_TASK DIRECTIONS_. Reproduce every one of the following lines verbatim, with no changes to any character.

:: MATERIAL SUPPLIED

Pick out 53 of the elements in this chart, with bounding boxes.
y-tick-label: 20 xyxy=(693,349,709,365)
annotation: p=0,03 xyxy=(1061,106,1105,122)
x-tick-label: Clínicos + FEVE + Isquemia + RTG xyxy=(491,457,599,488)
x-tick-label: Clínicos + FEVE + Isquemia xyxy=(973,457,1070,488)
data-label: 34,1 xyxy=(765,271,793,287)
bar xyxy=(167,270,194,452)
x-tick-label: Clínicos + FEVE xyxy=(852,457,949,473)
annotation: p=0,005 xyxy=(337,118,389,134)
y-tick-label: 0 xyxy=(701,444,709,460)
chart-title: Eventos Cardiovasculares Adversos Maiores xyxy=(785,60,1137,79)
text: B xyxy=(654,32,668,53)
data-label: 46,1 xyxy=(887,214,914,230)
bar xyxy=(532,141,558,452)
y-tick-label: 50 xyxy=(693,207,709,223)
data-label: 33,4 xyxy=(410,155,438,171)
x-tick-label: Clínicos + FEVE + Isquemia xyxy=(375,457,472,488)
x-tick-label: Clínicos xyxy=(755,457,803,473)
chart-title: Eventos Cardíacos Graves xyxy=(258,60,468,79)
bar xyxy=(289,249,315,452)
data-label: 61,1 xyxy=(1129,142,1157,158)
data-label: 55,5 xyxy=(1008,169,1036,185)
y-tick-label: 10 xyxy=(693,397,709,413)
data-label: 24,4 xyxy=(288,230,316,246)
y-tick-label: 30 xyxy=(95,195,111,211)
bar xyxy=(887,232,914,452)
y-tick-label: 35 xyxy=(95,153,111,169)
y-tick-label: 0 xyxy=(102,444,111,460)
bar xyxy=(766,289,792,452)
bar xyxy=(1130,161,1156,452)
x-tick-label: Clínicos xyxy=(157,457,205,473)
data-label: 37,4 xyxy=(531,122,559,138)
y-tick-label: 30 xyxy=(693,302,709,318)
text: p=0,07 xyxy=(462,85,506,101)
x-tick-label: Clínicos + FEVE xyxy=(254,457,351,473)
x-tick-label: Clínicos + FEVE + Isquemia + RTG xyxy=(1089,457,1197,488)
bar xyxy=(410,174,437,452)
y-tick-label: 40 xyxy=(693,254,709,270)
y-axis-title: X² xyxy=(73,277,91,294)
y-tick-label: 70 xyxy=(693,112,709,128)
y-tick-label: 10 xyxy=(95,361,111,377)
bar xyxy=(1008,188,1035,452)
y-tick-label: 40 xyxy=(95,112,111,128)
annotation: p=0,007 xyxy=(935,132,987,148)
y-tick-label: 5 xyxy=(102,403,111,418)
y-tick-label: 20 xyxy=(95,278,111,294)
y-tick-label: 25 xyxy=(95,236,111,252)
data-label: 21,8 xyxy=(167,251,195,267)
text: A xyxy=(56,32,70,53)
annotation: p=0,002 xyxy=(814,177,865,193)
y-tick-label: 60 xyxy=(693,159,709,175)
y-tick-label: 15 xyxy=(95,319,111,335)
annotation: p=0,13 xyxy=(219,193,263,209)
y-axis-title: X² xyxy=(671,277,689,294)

::::

_OUTPUT BELOW_.
Pick out 53 of the elements in this chart, with bounding boxes.
y-tick-label: 20 xyxy=(693,349,709,365)
annotation: p=0,03 xyxy=(1061,106,1105,122)
x-tick-label: Clínicos + FEVE + Isquemia + RTG xyxy=(491,457,599,488)
x-tick-label: Clínicos + FEVE + Isquemia xyxy=(973,457,1070,488)
data-label: 34,1 xyxy=(765,271,793,287)
bar xyxy=(167,270,194,452)
x-tick-label: Clínicos + FEVE xyxy=(852,457,949,473)
annotation: p=0,005 xyxy=(337,118,389,134)
y-tick-label: 0 xyxy=(701,444,709,460)
chart-title: Eventos Cardiovasculares Adversos Maiores xyxy=(785,60,1137,79)
text: B xyxy=(654,32,668,53)
data-label: 46,1 xyxy=(887,214,914,230)
bar xyxy=(532,141,558,452)
y-tick-label: 50 xyxy=(693,207,709,223)
data-label: 33,4 xyxy=(410,155,438,171)
x-tick-label: Clínicos + FEVE + Isquemia xyxy=(375,457,472,488)
x-tick-label: Clínicos xyxy=(755,457,803,473)
chart-title: Eventos Cardíacos Graves xyxy=(258,60,468,79)
bar xyxy=(289,249,315,452)
data-label: 61,1 xyxy=(1129,142,1157,158)
data-label: 55,5 xyxy=(1008,169,1036,185)
y-tick-label: 10 xyxy=(693,397,709,413)
data-label: 24,4 xyxy=(288,230,316,246)
y-tick-label: 30 xyxy=(95,195,111,211)
bar xyxy=(887,232,914,452)
y-tick-label: 35 xyxy=(95,153,111,169)
y-tick-label: 0 xyxy=(102,444,111,460)
bar xyxy=(766,289,792,452)
bar xyxy=(1130,161,1156,452)
x-tick-label: Clínicos xyxy=(157,457,205,473)
data-label: 37,4 xyxy=(531,122,559,138)
y-tick-label: 30 xyxy=(693,302,709,318)
text: p=0,07 xyxy=(462,85,506,101)
x-tick-label: Clínicos + FEVE xyxy=(254,457,351,473)
x-tick-label: Clínicos + FEVE + Isquemia + RTG xyxy=(1089,457,1197,488)
bar xyxy=(410,174,437,452)
y-tick-label: 40 xyxy=(693,254,709,270)
y-axis-title: X² xyxy=(73,277,91,294)
y-tick-label: 70 xyxy=(693,112,709,128)
y-tick-label: 10 xyxy=(95,361,111,377)
bar xyxy=(1008,188,1035,452)
y-tick-label: 40 xyxy=(95,112,111,128)
annotation: p=0,007 xyxy=(935,132,987,148)
y-tick-label: 5 xyxy=(102,403,111,418)
y-tick-label: 20 xyxy=(95,278,111,294)
y-tick-label: 25 xyxy=(95,236,111,252)
data-label: 21,8 xyxy=(167,251,195,267)
text: A xyxy=(56,32,70,53)
annotation: p=0,002 xyxy=(814,177,865,193)
y-tick-label: 60 xyxy=(693,159,709,175)
y-tick-label: 15 xyxy=(95,319,111,335)
annotation: p=0,13 xyxy=(219,193,263,209)
y-axis-title: X² xyxy=(671,277,689,294)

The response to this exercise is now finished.